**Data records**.
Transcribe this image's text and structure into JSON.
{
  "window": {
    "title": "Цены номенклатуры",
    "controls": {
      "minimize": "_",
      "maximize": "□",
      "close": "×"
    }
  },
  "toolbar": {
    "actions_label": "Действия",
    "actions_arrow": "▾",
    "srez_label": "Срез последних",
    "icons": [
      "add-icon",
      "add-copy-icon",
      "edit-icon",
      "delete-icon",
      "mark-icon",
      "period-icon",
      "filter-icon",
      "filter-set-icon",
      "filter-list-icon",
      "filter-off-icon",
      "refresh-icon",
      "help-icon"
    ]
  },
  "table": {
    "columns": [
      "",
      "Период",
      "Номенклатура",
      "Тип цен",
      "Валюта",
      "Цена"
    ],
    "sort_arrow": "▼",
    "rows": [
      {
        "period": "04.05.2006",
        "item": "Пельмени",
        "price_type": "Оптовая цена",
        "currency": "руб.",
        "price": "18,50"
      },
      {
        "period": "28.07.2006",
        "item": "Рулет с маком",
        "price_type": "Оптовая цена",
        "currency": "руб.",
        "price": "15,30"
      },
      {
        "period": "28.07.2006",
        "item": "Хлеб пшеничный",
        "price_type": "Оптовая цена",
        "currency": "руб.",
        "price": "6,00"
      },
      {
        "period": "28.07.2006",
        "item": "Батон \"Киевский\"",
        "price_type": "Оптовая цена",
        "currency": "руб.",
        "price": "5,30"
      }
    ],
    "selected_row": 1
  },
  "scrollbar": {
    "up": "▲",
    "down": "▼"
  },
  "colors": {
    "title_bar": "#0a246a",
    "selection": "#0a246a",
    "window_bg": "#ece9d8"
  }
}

**GIVEN PROBLEM**.
Extract the listing in its entirety and repeat it exactly.

**REPLY**.
Transcribe this image's text and structure into JSON.
{
  "window": {
    "title": "Цены номенклатуры",
    "controls": {
      "minimize": "_",
      "maximize": "□",
      "close": "×"
    }
  },
  "toolbar": {
    "actions_label": "Действия",
    "actions_arrow": "▾",
    "srez_label": "Срез последних",
    "icons": [
      "add-icon",
      "add-copy-icon",
      "edit-icon",
      "delete-icon",
      "mark-icon",
      "period-icon",
      "filter-icon",
      "filter-set-icon",
      "filter-list-icon",
      "filter-off-icon",
      "refresh-icon",
      "help-icon"
    ]
  },
  "table": {
    "columns": [
      "",
      "Период",
      "Номенклатура",
      "Тип цен",
      "Валюта",
      "Цена"
    ],
    "sort_arrow": "▼",
    "rows": [
      {
        "period": "04.05.2006",
        "item": "Пельмени",
        "price_type": "Оптовая цена",
        "currency": "руб.",
        "price": "18,50"
      },
      {
        "period": "28.07.2006",
        "item": "Рулет с маком",
        "price_type": "Оптовая цена",
        "currency": "руб.",
        "price": "15,30"
      },
      {
        "period": "28.07.2006",
        "item": "Хлеб пшеничный",
        "price_type": "Оптовая цена",
        "currency": "руб.",
        "price": "6,00"
      },
      {
        "period": "28.07.2006",
        "item": "Батон \"Киевский\"",
        "price_type": "Оптовая цена",
        "currency": "руб.",
        "price": "5,30"
      }
    ],
    "selected_row": 1
  },
  "scrollbar": {
    "up": "▲",
    "down": "▼"
  },
  "colors": {
    "title_bar": "#0a246a",
    "selection": "#0a246a",
    "window_bg": "#ece9d8"
  }
}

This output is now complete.